• [Dataset rows]
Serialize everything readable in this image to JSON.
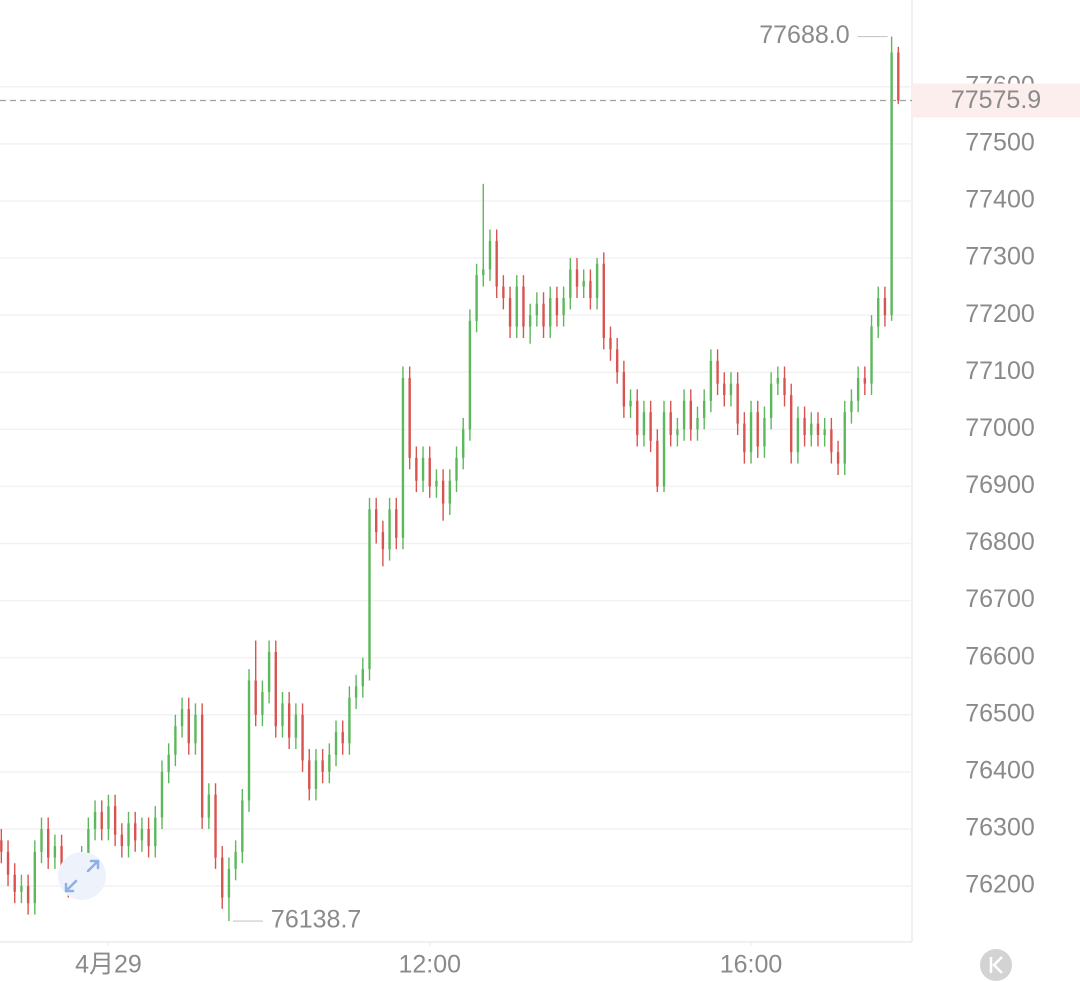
{
  "chart_data": {
    "type": "candlestick",
    "up_color": "#5cb85c",
    "down_color": "#d9534f",
    "grid": true,
    "ylim": [
      76102,
      77752
    ],
    "yticks": [
      76200,
      76300,
      76400,
      76500,
      76600,
      76700,
      76800,
      76900,
      77000,
      77100,
      77200,
      77300,
      77400,
      77500,
      77600
    ],
    "xlim": [
      -0.2,
      135
    ],
    "xticks": [
      {
        "value": 16,
        "label": "4月29"
      },
      {
        "value": 64,
        "label": "12:00"
      },
      {
        "value": 112,
        "label": "16:00"
      }
    ],
    "high_label": {
      "value": 77688,
      "label": "77688.0"
    },
    "low_label": 76138.7,
    "last_price": 77575.9,
    "open": [
      76280,
      76260,
      76220,
      76190,
      76200,
      76170,
      76260,
      76300,
      76250,
      76270,
      76220,
      76200,
      76230,
      76250,
      76300,
      76330,
      76300,
      76340,
      76290,
      76270,
      76310,
      76280,
      76300,
      76270,
      76320,
      76400,
      76430,
      76480,
      76510,
      76450,
      76500,
      76320,
      76360,
      76250,
      76180,
      76230,
      76260,
      76350,
      76560,
      76500,
      76540,
      76610,
      76480,
      76520,
      76460,
      76500,
      76420,
      76370,
      76420,
      76400,
      76430,
      76470,
      76450,
      76530,
      76550,
      76580,
      76860,
      76820,
      76790,
      76860,
      76810,
      77090,
      76950,
      76910,
      76950,
      76900,
      76910,
      76870,
      76910,
      76950,
      77000,
      77190,
      77270,
      77280,
      77330,
      77250,
      77230,
      77180,
      77250,
      77180,
      77200,
      77220,
      77180,
      77230,
      77200,
      77230,
      77280,
      77250,
      77260,
      77230,
      77290,
      77160,
      77140,
      77100,
      77040,
      77050,
      76990,
      77030,
      76980,
      76900,
      77030,
      76990,
      77000,
      77050,
      77000,
      77020,
      77050,
      77120,
      77080,
      77060,
      77080,
      77010,
      76960,
      77030,
      76970,
      77020,
      77080,
      77090,
      77060,
      76960,
      77020,
      76990,
      77010,
      76990,
      77000,
      76960,
      76940,
      77030,
      77050,
      77090,
      77080,
      77180,
      77230,
      77200,
      77660
    ],
    "high": [
      76300,
      76280,
      76240,
      76220,
      76220,
      76280,
      76320,
      76320,
      76290,
      76290,
      76240,
      76250,
      76270,
      76320,
      76350,
      76350,
      76360,
      76360,
      76310,
      76330,
      76330,
      76320,
      76320,
      76340,
      76420,
      76450,
      76500,
      76530,
      76530,
      76520,
      76520,
      76380,
      76380,
      76270,
      76250,
      76280,
      76370,
      76580,
      76630,
      76560,
      76630,
      76630,
      76540,
      76540,
      76520,
      76520,
      76440,
      76440,
      76440,
      76450,
      76490,
      76490,
      76550,
      76570,
      76600,
      76880,
      76880,
      76840,
      76880,
      76880,
      77110,
      77110,
      76970,
      76970,
      76970,
      76930,
      76930,
      76930,
      76970,
      77020,
      77210,
      77290,
      77430,
      77350,
      77350,
      77270,
      77250,
      77270,
      77270,
      77220,
      77240,
      77240,
      77250,
      77250,
      77250,
      77300,
      77300,
      77280,
      77280,
      77300,
      77310,
      77180,
      77160,
      77120,
      77070,
      77070,
      77050,
      77050,
      77000,
      77050,
      77050,
      77020,
      77070,
      77070,
      77040,
      77070,
      77140,
      77140,
      77100,
      77100,
      77100,
      77030,
      77050,
      77050,
      77040,
      77100,
      77110,
      77110,
      77080,
      77040,
      77040,
      77030,
      77030,
      77020,
      77020,
      76980,
      77050,
      77070,
      77110,
      77110,
      77200,
      77250,
      77250,
      77688,
      77670
    ],
    "low": [
      76240,
      76200,
      76170,
      76170,
      76150,
      76150,
      76240,
      76230,
      76230,
      76200,
      76180,
      76180,
      76210,
      76230,
      76280,
      76280,
      76280,
      76270,
      76250,
      76250,
      76260,
      76260,
      76250,
      76250,
      76300,
      76380,
      76410,
      76460,
      76430,
      76430,
      76300,
      76300,
      76230,
      76160,
      76138.7,
      76210,
      76240,
      76330,
      76480,
      76480,
      76520,
      76460,
      76460,
      76440,
      76440,
      76400,
      76350,
      76350,
      76380,
      76380,
      76410,
      76430,
      76430,
      76510,
      76530,
      76560,
      76800,
      76760,
      76770,
      76790,
      76790,
      76930,
      76890,
      76890,
      76880,
      76880,
      76840,
      76850,
      76890,
      76930,
      76980,
      77170,
      77250,
      77260,
      77230,
      77210,
      77160,
      77160,
      77160,
      77150,
      77180,
      77160,
      77160,
      77180,
      77180,
      77210,
      77230,
      77230,
      77210,
      77210,
      77140,
      77120,
      77080,
      77020,
      77020,
      76970,
      76970,
      76960,
      76890,
      76890,
      76970,
      76970,
      76980,
      76980,
      76980,
      77000,
      77030,
      77060,
      77040,
      77040,
      76990,
      76940,
      76940,
      76950,
      76950,
      77000,
      77060,
      77040,
      76940,
      76940,
      76970,
      76970,
      76970,
      76970,
      76940,
      76920,
      76920,
      77010,
      77030,
      77060,
      77060,
      77160,
      77180,
      77190,
      77570
    ],
    "close": [
      76260,
      76220,
      76190,
      76200,
      76170,
      76260,
      76300,
      76250,
      76270,
      76220,
      76200,
      76230,
      76250,
      76300,
      76330,
      76300,
      76340,
      76290,
      76270,
      76310,
      76280,
      76300,
      76270,
      76320,
      76400,
      76430,
      76480,
      76510,
      76450,
      76500,
      76320,
      76360,
      76250,
      76180,
      76230,
      76260,
      76350,
      76560,
      76500,
      76540,
      76610,
      76480,
      76520,
      76460,
      76500,
      76420,
      76370,
      76420,
      76400,
      76430,
      76470,
      76450,
      76530,
      76550,
      76580,
      76860,
      76820,
      76790,
      76860,
      76810,
      77090,
      76950,
      76910,
      76950,
      76900,
      76910,
      76870,
      76910,
      76950,
      77000,
      77190,
      77270,
      77280,
      77330,
      77250,
      77230,
      77180,
      77250,
      77180,
      77200,
      77220,
      77180,
      77230,
      77200,
      77230,
      77280,
      77250,
      77260,
      77230,
      77290,
      77160,
      77140,
      77100,
      77040,
      77050,
      76990,
      77030,
      76980,
      76900,
      77030,
      76990,
      77000,
      77050,
      77000,
      77020,
      77050,
      77120,
      77080,
      77060,
      77080,
      77010,
      76960,
      77030,
      76970,
      77020,
      77080,
      77090,
      77060,
      76960,
      77020,
      76990,
      77010,
      76990,
      77000,
      76960,
      76940,
      77030,
      77050,
      77090,
      77080,
      77180,
      77230,
      77200,
      77660,
      77575.9
    ]
  }
}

• [Given request] Check each line above for the word "value", and copy the lines where it appears.

• [The result]
        "value": 16,
        "value": 64,
        "value": 112,
      "value": 77688,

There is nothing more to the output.